<<<<

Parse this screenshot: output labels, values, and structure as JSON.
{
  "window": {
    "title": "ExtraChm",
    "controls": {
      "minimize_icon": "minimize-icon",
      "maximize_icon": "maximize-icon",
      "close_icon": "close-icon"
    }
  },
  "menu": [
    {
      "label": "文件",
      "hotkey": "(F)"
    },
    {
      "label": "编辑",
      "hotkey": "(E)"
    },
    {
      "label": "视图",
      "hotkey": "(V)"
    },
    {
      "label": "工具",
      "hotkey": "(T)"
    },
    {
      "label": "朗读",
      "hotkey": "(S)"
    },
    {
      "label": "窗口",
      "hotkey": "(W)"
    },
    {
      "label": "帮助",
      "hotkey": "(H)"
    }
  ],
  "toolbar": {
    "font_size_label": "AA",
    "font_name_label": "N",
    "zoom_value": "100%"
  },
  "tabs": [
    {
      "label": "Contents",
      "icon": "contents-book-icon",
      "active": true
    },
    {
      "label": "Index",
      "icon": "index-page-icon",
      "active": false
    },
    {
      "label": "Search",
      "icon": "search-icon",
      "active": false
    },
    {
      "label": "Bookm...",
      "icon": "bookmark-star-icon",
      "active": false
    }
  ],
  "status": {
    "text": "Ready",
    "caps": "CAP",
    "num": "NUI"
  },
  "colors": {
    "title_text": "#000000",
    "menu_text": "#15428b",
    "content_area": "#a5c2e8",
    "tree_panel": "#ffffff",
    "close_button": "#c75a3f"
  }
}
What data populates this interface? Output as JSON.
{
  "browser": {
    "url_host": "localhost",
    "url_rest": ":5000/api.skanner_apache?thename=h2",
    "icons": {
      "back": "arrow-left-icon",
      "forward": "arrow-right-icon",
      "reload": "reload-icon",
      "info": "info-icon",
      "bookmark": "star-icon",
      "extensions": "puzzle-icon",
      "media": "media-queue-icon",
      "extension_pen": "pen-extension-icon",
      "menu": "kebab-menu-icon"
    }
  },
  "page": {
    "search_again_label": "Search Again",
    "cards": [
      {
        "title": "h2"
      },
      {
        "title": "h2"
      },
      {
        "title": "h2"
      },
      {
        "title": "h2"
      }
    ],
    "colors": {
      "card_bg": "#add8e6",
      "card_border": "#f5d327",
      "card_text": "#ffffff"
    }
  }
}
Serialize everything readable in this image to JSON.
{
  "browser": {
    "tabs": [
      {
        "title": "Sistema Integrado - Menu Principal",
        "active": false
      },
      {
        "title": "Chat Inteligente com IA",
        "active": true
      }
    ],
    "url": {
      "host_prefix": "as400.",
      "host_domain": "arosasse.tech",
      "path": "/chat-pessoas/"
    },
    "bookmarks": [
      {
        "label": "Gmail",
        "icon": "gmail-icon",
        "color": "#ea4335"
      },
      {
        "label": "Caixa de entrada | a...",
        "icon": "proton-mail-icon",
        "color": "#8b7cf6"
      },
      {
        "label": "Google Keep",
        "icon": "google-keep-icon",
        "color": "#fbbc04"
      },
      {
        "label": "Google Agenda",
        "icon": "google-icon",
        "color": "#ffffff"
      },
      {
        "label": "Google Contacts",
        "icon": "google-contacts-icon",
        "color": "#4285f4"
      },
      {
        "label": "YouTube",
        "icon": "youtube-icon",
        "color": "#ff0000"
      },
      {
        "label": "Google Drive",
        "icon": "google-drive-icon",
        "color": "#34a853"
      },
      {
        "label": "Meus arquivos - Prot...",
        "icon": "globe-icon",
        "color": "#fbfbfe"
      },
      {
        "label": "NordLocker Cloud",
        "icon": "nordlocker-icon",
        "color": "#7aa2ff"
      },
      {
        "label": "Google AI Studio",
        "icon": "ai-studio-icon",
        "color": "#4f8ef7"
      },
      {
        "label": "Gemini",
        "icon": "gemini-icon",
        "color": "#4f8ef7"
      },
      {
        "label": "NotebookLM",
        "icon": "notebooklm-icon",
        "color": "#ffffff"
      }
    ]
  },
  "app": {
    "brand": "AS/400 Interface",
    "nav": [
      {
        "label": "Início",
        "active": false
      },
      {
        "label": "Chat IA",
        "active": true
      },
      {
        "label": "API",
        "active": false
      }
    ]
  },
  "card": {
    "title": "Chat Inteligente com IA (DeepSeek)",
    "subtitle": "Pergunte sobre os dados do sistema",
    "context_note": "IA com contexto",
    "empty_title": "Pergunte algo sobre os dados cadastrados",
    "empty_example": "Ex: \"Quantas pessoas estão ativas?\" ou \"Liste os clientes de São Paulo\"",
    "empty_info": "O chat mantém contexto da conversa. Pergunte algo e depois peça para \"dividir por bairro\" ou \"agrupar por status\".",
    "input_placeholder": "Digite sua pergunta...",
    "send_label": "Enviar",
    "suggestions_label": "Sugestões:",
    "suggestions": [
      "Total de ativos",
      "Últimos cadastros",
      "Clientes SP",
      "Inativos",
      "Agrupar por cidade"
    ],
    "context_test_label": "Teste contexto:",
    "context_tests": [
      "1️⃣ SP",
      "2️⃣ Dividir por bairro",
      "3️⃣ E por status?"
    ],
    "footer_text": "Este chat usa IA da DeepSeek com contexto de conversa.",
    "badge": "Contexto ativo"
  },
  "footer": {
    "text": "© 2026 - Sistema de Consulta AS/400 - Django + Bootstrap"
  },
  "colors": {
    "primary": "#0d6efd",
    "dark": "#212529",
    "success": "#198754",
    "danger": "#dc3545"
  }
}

>>>>

Given exercise
Extract every entry above as it appears.

Finished task
Parse this screenshot: output labels, values, and structure as JSON.
{
  "window": {
    "title": "ExtraChm",
    "controls": {
      "minimize_icon": "minimize-icon",
      "maximize_icon": "maximize-icon",
      "close_icon": "close-icon"
    }
  },
  "menu": [
    {
      "label": "文件",
      "hotkey": "(F)"
    },
    {
      "label": "编辑",
      "hotkey": "(E)"
    },
    {
      "label": "视图",
      "hotkey": "(V)"
    },
    {
      "label": "工具",
      "hotkey": "(T)"
    },
    {
      "label": "朗读",
      "hotkey": "(S)"
    },
    {
      "label": "窗口",
      "hotkey": "(W)"
    },
    {
      "label": "帮助",
      "hotkey": "(H)"
    }
  ],
  "toolbar": {
    "font_size_label": "AA",
    "font_name_label": "N",
    "zoom_value": "100%"
  },
  "tabs": [
    {
      "label": "Contents",
      "icon": "contents-book-icon",
      "active": true
    },
    {
      "label": "Index",
      "icon": "index-page-icon",
      "active": false
    },
    {
      "label": "Search",
      "icon": "search-icon",
      "active": false
    },
    {
      "label": "Bookm...",
      "icon": "bookmark-star-icon",
      "active": false
    }
  ],
  "status": {
    "text": "Ready",
    "caps": "CAP",
    "num": "NUI"
  },
  "colors": {
    "title_text": "#000000",
    "menu_text": "#15428b",
    "content_area": "#a5c2e8",
    "tree_panel": "#ffffff",
    "close_button": "#c75a3f"
  }
}
What data populates this interface? Output as JSON.
{
  "browser": {
    "url_host": "localhost",
    "url_rest": ":5000/api.skanner_apache?thename=h2",
    "icons": {
      "back": "arrow-left-icon",
      "forward": "arrow-right-icon",
      "reload": "reload-icon",
      "info": "info-icon",
      "bookmark": "star-icon",
      "extensions": "puzzle-icon",
      "media": "media-queue-icon",
      "extension_pen": "pen-extension-icon",
      "menu": "kebab-menu-icon"
    }
  },
  "page": {
    "search_again_label": "Search Again",
    "cards": [
      {
        "title": "h2"
      },
      {
        "title": "h2"
      },
      {
        "title": "h2"
      },
      {
        "title": "h2"
      }
    ],
    "colors": {
      "card_bg": "#add8e6",
      "card_border": "#f5d327",
      "card_text": "#ffffff"
    }
  }
}
Serialize everything readable in this image to JSON.
{
  "browser": {
    "tabs": [
      {
        "title": "Sistema Integrado - Menu Principal",
        "active": false
      },
      {
        "title": "Chat Inteligente com IA",
        "active": true
      }
    ],
    "url": {
      "host_prefix": "as400.",
      "host_domain": "arosasse.tech",
      "path": "/chat-pessoas/"
    },
    "bookmarks": [
      {
        "label": "Gmail",
        "icon": "gmail-icon",
        "color": "#ea4335"
      },
      {
        "label": "Caixa de entrada | a...",
        "icon": "proton-mail-icon",
        "color": "#8b7cf6"
      },
      {
        "label": "Google Keep",
        "icon": "google-keep-icon",
        "color": "#fbbc04"
      },
      {
        "label": "Google Agenda",
        "icon": "google-icon",
        "color": "#ffffff"
      },
      {
        "label": "Google Contacts",
        "icon": "google-contacts-icon",
        "color": "#4285f4"
      },
      {
        "label": "YouTube",
        "icon": "youtube-icon",
        "color": "#ff0000"
      },
      {
        "label": "Google Drive",
        "icon": "google-drive-icon",
        "color": "#34a853"
      },
      {
        "label": "Meus arquivos - Prot...",
        "icon": "globe-icon",
        "color": "#fbfbfe"
      },
      {
        "label": "NordLocker Cloud",
        "icon": "nordlocker-icon",
        "color": "#7aa2ff"
      },
      {
        "label": "Google AI Studio",
        "icon": "ai-studio-icon",
        "color": "#4f8ef7"
      },
      {
        "label": "Gemini",
        "icon": "gemini-icon",
        "color": "#4f8ef7"
      },
      {
        "label": "NotebookLM",
        "icon": "notebooklm-icon",
        "color": "#ffffff"
      }
    ]
  },
  "app": {
    "brand": "AS/400 Interface",
    "nav": [
      {
        "label": "Início",
        "active": false
      },
      {
        "label": "Chat IA",
        "active": true
      },
      {
        "label": "API",
        "active": false
      }
    ]
  },
  "card": {
    "title": "Chat Inteligente com IA (DeepSeek)",
    "subtitle": "Pergunte sobre os dados do sistema",
    "context_note": "IA com contexto",
    "empty_title": "Pergunte algo sobre os dados cadastrados",
    "empty_example": "Ex: \"Quantas pessoas estão ativas?\" ou \"Liste os clientes de São Paulo\"",
    "empty_info": "O chat mantém contexto da conversa. Pergunte algo e depois peça para \"dividir por bairro\" ou \"agrupar por status\".",
    "input_placeholder": "Digite sua pergunta...",
    "send_label": "Enviar",
    "suggestions_label": "Sugestões:",
    "suggestions": [
      "Total de ativos",
      "Últimos cadastros",
      "Clientes SP",
      "Inativos",
      "Agrupar por cidade"
    ],
    "context_test_label": "Teste contexto:",
    "context_tests": [
      "1️⃣ SP",
      "2️⃣ Dividir por bairro",
      "3️⃣ E por status?"
    ],
    "footer_text": "Este chat usa IA da DeepSeek com contexto de conversa.",
    "badge": "Contexto ativo"
  },
  "footer": {
    "text": "© 2026 - Sistema de Consulta AS/400 - Django + Bootstrap"
  },
  "colors": {
    "primary": "#0d6efd",
    "dark": "#212529",
    "success": "#198754",
    "danger": "#dc3545"
  }
}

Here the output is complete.